- _WHAT IS REQUIRED_:
Copy nothing but the text: repeat each entry exactly and drop the images.

Figure record listings:
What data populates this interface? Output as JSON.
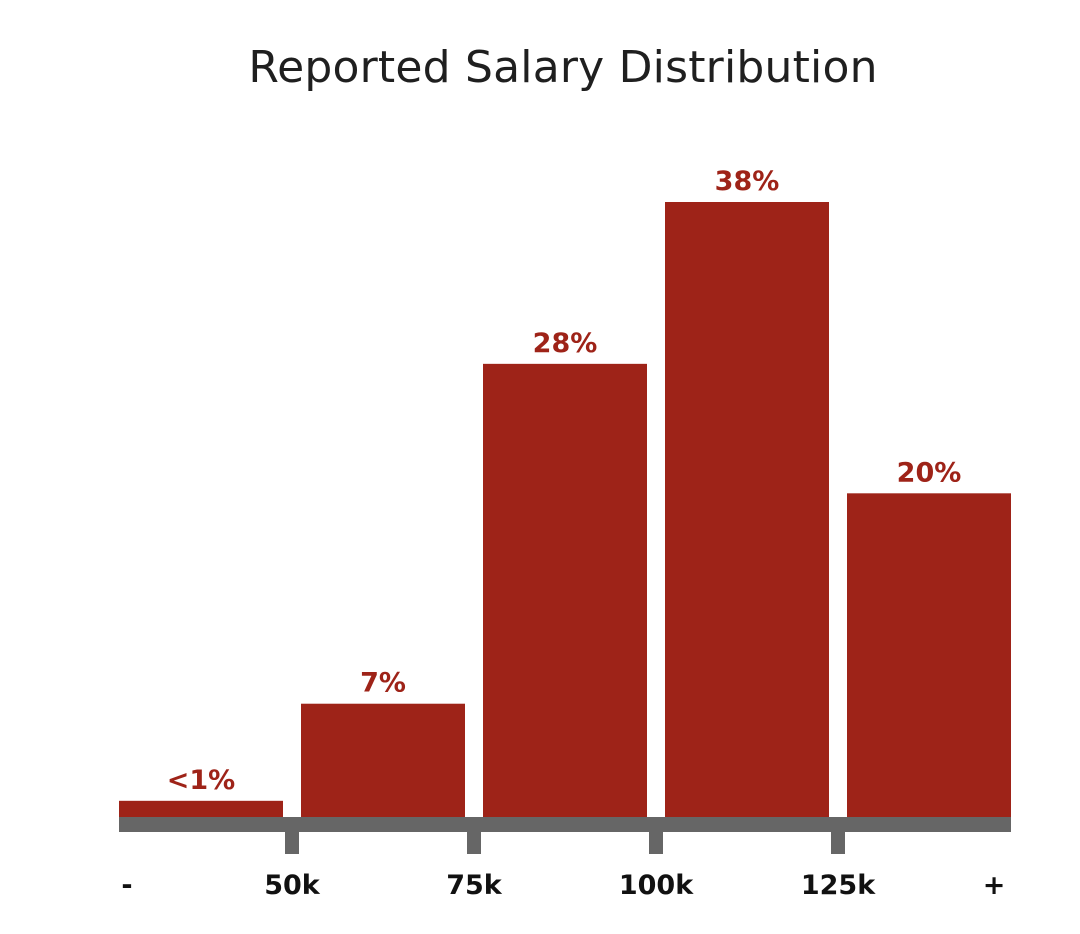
{
  "chart_data": {
    "type": "bar",
    "title": "Reported Salary Distribution",
    "xlabel": "",
    "ylabel": "",
    "categories": [
      "- to 50k",
      "50k to 75k",
      "75k to 100k",
      "100k to 125k",
      "125k to +"
    ],
    "values": [
      1,
      7,
      28,
      38,
      20
    ],
    "data_labels": [
      "<1%",
      "7%",
      "28%",
      "38%",
      "20%"
    ],
    "tick_labels": [
      "-",
      "50k",
      "75k",
      "100k",
      "125k",
      "+"
    ],
    "ylim": [
      0,
      38
    ],
    "grid": false,
    "legend": "none",
    "colors": {
      "bar": "#9e2318",
      "data_label": "#9e2318",
      "axis": "#666666",
      "tick_label": "#111111"
    }
  }
}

- _OUTPUT_:
What data populates this interface? Output as JSON.
{
  "chart_data": {
    "type": "bar",
    "title": "Reported Salary Distribution",
    "xlabel": "",
    "ylabel": "",
    "categories": [
      "- to 50k",
      "50k to 75k",
      "75k to 100k",
      "100k to 125k",
      "125k to +"
    ],
    "values": [
      1,
      7,
      28,
      38,
      20
    ],
    "data_labels": [
      "<1%",
      "7%",
      "28%",
      "38%",
      "20%"
    ],
    "tick_labels": [
      "-",
      "50k",
      "75k",
      "100k",
      "125k",
      "+"
    ],
    "ylim": [
      0,
      38
    ],
    "grid": false,
    "legend": "none",
    "colors": {
      "bar": "#9e2318",
      "data_label": "#9e2318",
      "axis": "#666666",
      "tick_label": "#111111"
    }
  }
}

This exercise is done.